──────── Stored records

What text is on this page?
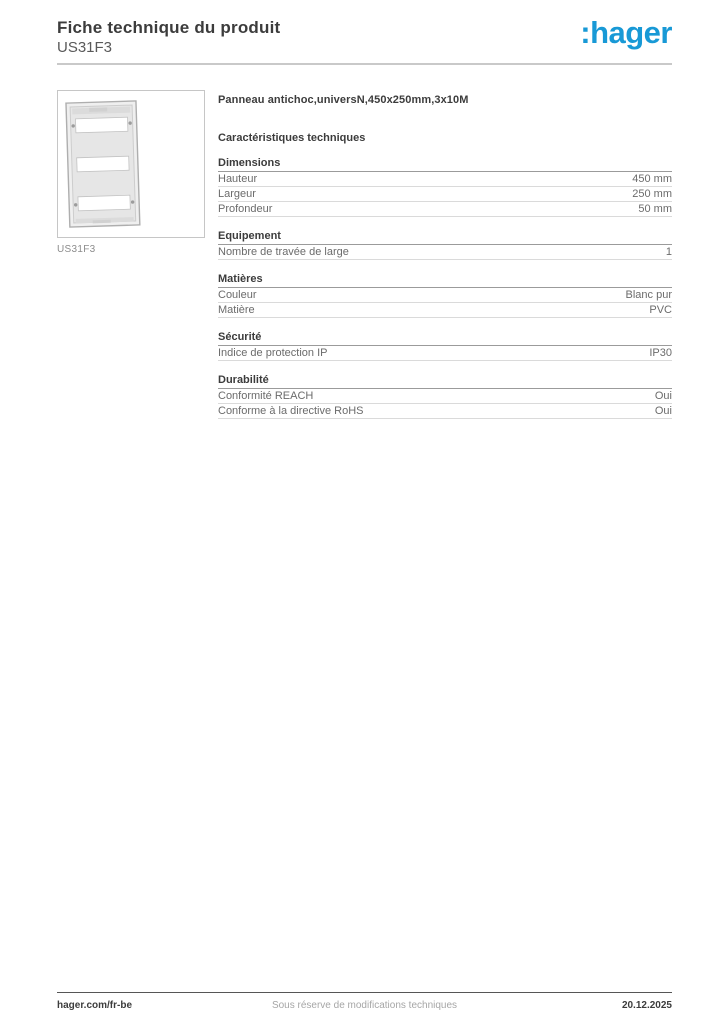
Fiche technique du produit
US31F3	:hager
US31F3
Panneau antichoc,universN,450x250mm,3x10M
Caractéristiques techniques
Dimensions
Hauteur	450 mm
Largeur	250 mm
Profondeur	50 mm
Equipement
Nombre de travée de large	1
Matières
Couleur	Blanc pur
Matière	PVC
Sécurité
Indice de protection IP	IP30
Durabilité
Conformité REACH	Oui
Conforme à la directive RoHS	Oui
hager.com/fr-be	Sous réserve de modifications techniques	20.12.2025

────────────────

■ Short task: Exact duplication of all the records is required; pictures are omitted from the copy.

■ Result of this task:
What text is on this page?
Fiche technique du produit
US31F3	:hager
US31F3
Panneau antichoc,universN,450x250mm,3x10M
Caractéristiques techniques
Dimensions
Hauteur	450 mm
Largeur	250 mm
Profondeur	50 mm
Equipement
Nombre de travée de large	1
Matières
Couleur	Blanc pur
Matière	PVC
Sécurité
Indice de protection IP	IP30
Durabilité
Conformité REACH	Oui
Conforme à la directive RoHS	Oui
hager.com/fr-be	Sous réserve de modifications techniques	20.12.2025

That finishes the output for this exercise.